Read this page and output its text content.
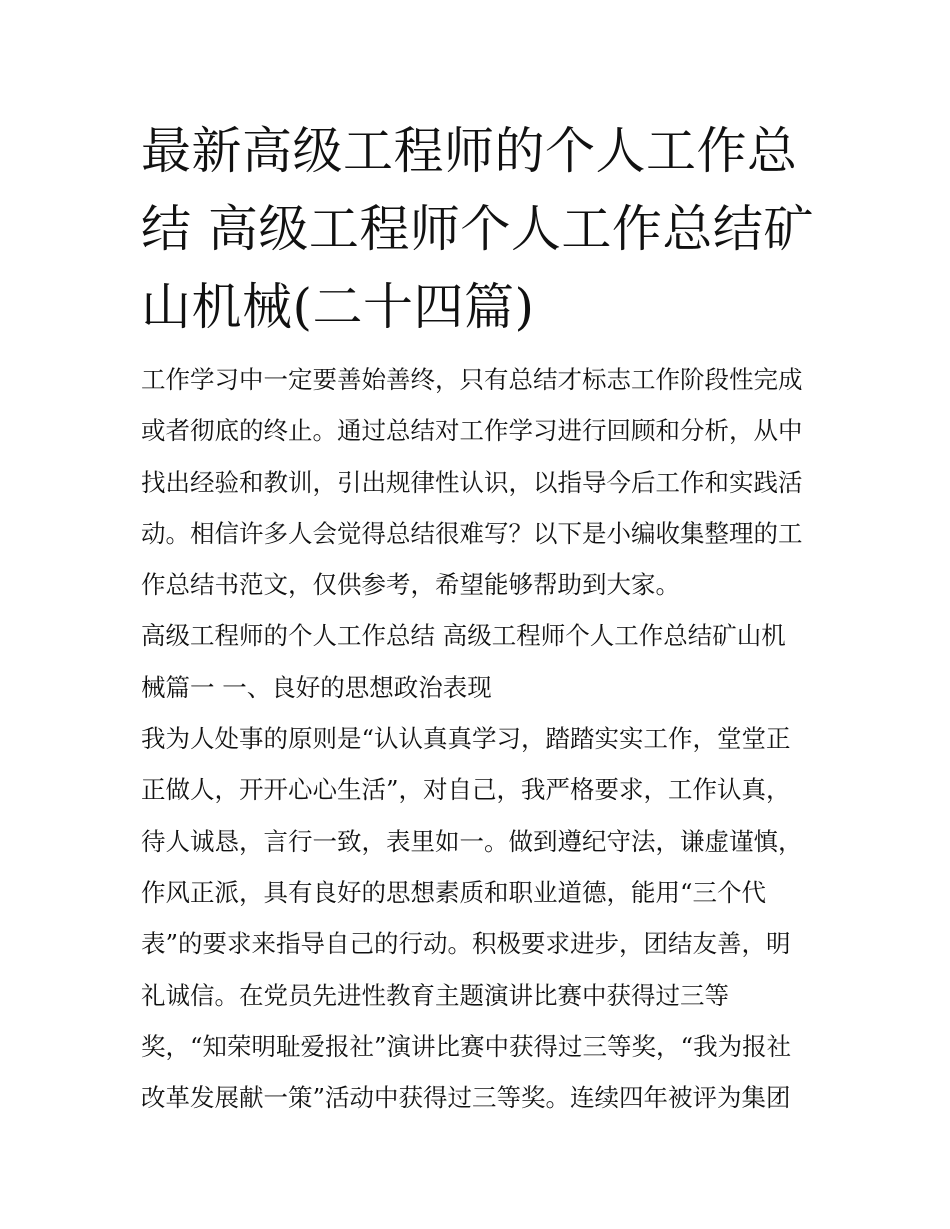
最新高级工程师的个人工作总
结 高级工程师个人工作总结矿
山机械(二十四篇)
工作学习中一定要善始善终，只有总结才标志工作阶段性完成
或者彻底的终止。通过总结对工作学习进行回顾和分析，从中
找出经验和教训，引出规律性认识，以指导今后工作和实践活
动。相信许多人会觉得总结很难写？以下是小编收集整理的工
作总结书范文，仅供参考，希望能够帮助到大家。
高级工程师的个人工作总结 高级工程师个人工作总结矿山机
械篇一 一、良好的思想政治表现
我为人处事的原则是“认认真真学习，踏踏实实工作，堂堂正
正做人，开开心心生活”，对自己，我严格要求，工作认真，
待人诚恳，言行一致，表里如一。做到遵纪守法，谦虚谨慎，
作风正派，具有良好的思想素质和职业道德，能用“三个代
表”的要求来指导自己的行动。积极要求进步，团结友善，明
礼诚信。在党员先进性教育主题演讲比赛中获得过三等
奖，“知荣明耻爱报社”演讲比赛中获得过三等奖，“我为报社
改革发展献一策”活动中获得过三等奖。连续四年被评为集团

----------------

PROBLEM DETAILS: Without including the pictures, reproduce all entries exactly.

THE SOLUTION:
Read this page and output its text content.
最新高级工程师的个人工作总
结 高级工程师个人工作总结矿
山机械(二十四篇)
工作学习中一定要善始善终，只有总结才标志工作阶段性完成
或者彻底的终止。通过总结对工作学习进行回顾和分析，从中
找出经验和教训，引出规律性认识，以指导今后工作和实践活
动。相信许多人会觉得总结很难写？以下是小编收集整理的工
作总结书范文，仅供参考，希望能够帮助到大家。
高级工程师的个人工作总结 高级工程师个人工作总结矿山机
械篇一 一、良好的思想政治表现
我为人处事的原则是“认认真真学习，踏踏实实工作，堂堂正
正做人，开开心心生活”，对自己，我严格要求，工作认真，
待人诚恳，言行一致，表里如一。做到遵纪守法，谦虚谨慎，
作风正派，具有良好的思想素质和职业道德，能用“三个代
表”的要求来指导自己的行动。积极要求进步，团结友善，明
礼诚信。在党员先进性教育主题演讲比赛中获得过三等
奖，“知荣明耻爱报社”演讲比赛中获得过三等奖，“我为报社
改革发展献一策”活动中获得过三等奖。连续四年被评为集团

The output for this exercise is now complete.